MATERIAL FOR THIS TASK:
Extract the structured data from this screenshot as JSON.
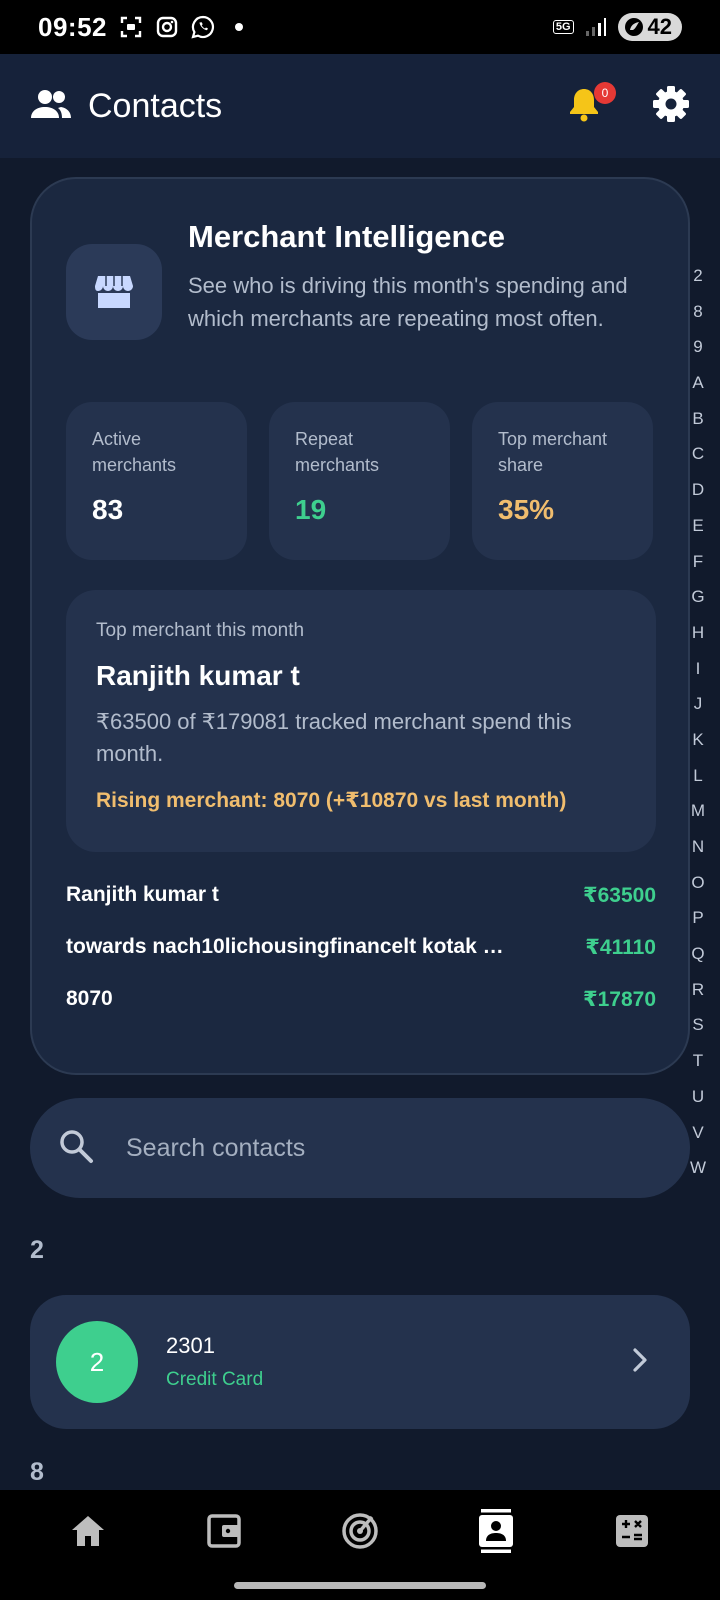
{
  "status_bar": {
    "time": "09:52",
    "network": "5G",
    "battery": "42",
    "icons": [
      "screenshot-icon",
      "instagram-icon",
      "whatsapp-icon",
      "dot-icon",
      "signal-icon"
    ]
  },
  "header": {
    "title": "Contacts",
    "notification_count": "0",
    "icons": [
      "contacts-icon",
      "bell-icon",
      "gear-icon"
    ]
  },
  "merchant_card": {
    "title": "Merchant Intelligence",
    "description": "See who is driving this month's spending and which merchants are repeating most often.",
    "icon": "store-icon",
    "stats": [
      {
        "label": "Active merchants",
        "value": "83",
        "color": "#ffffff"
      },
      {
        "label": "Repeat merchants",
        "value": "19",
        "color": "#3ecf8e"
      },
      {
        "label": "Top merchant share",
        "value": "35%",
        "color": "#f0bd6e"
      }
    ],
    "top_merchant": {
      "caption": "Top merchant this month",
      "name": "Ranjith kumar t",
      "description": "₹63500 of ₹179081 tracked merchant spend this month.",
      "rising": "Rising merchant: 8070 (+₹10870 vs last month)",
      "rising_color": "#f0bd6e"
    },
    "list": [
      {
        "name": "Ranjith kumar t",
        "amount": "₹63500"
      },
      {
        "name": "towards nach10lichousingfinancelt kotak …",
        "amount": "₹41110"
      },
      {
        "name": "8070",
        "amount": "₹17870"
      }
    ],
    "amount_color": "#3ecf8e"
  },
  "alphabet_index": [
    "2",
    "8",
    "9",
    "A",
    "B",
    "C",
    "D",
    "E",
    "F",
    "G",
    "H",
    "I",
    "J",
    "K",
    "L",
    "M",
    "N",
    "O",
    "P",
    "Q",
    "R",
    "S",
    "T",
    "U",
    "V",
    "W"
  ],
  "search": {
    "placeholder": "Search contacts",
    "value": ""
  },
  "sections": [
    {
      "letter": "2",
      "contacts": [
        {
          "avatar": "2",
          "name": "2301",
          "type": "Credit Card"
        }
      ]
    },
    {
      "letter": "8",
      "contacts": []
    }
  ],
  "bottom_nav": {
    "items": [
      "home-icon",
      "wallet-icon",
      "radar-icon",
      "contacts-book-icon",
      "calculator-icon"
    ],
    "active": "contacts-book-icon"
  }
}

STATED EXERCISE: Report every line containing the word "screenshot" from the listing above.

EXERCISE SOLUTION:
Extract the structured data from this screenshot as JSON.
      "screenshot-icon",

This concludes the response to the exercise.